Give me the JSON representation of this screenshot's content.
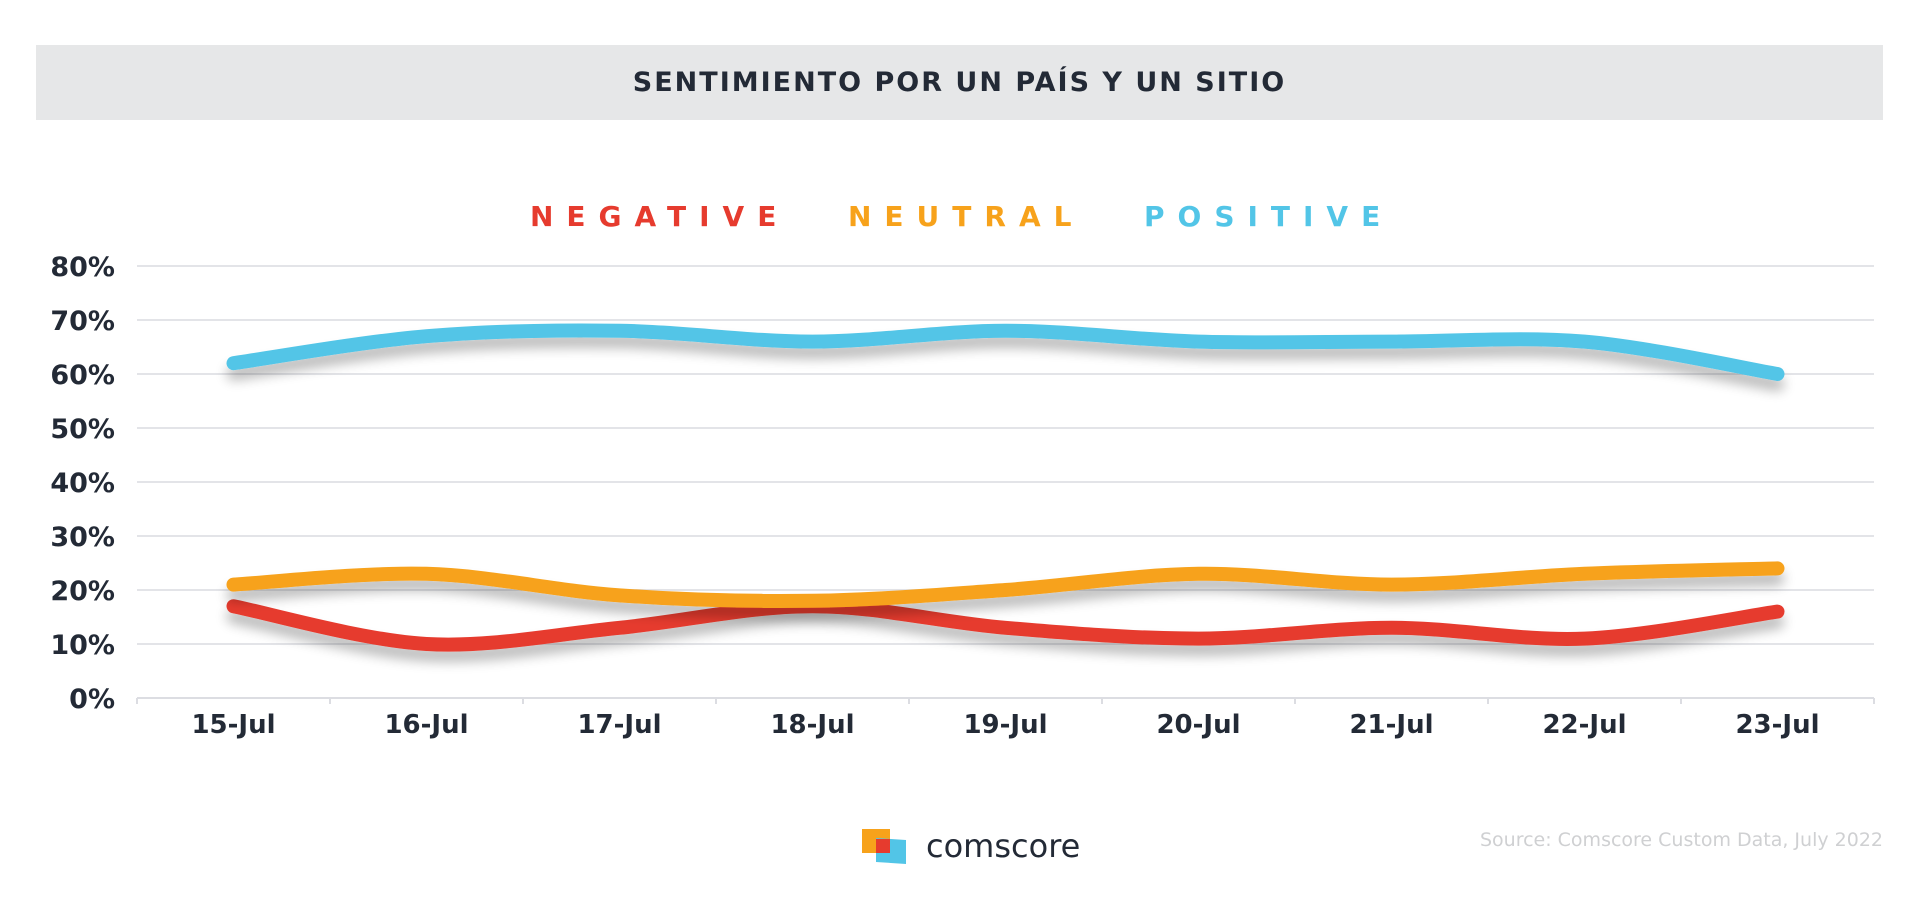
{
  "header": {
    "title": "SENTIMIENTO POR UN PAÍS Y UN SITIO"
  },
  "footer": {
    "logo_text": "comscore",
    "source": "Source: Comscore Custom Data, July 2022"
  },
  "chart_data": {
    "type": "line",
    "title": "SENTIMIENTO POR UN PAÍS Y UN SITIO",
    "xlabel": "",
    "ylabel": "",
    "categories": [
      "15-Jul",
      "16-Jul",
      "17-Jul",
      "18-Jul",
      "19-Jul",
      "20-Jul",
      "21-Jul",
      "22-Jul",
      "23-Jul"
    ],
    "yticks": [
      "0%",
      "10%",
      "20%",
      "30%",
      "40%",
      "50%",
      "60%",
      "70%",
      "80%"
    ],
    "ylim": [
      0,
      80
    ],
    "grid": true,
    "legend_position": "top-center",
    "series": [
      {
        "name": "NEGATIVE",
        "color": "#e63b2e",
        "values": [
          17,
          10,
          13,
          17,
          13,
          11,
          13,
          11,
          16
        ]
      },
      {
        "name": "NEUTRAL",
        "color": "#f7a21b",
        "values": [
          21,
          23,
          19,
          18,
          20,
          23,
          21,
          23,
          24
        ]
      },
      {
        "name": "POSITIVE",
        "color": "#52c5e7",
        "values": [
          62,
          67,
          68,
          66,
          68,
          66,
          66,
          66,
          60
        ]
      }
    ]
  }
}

+++

REQUIRED WORK >> Repeat the material above in full and exactly, omitting the pictures.

RESPONSE TO THIS EXERCISE >>
Give me the JSON representation of this screenshot's content.
{
  "header": {
    "title": "SENTIMIENTO POR UN PAÍS Y UN SITIO"
  },
  "footer": {
    "logo_text": "comscore",
    "source": "Source: Comscore Custom Data, July 2022"
  },
  "chart_data": {
    "type": "line",
    "title": "SENTIMIENTO POR UN PAÍS Y UN SITIO",
    "xlabel": "",
    "ylabel": "",
    "categories": [
      "15-Jul",
      "16-Jul",
      "17-Jul",
      "18-Jul",
      "19-Jul",
      "20-Jul",
      "21-Jul",
      "22-Jul",
      "23-Jul"
    ],
    "yticks": [
      "0%",
      "10%",
      "20%",
      "30%",
      "40%",
      "50%",
      "60%",
      "70%",
      "80%"
    ],
    "ylim": [
      0,
      80
    ],
    "grid": true,
    "legend_position": "top-center",
    "series": [
      {
        "name": "NEGATIVE",
        "color": "#e63b2e",
        "values": [
          17,
          10,
          13,
          17,
          13,
          11,
          13,
          11,
          16
        ]
      },
      {
        "name": "NEUTRAL",
        "color": "#f7a21b",
        "values": [
          21,
          23,
          19,
          18,
          20,
          23,
          21,
          23,
          24
        ]
      },
      {
        "name": "POSITIVE",
        "color": "#52c5e7",
        "values": [
          62,
          67,
          68,
          66,
          68,
          66,
          66,
          66,
          60
        ]
      }
    ]
  }
}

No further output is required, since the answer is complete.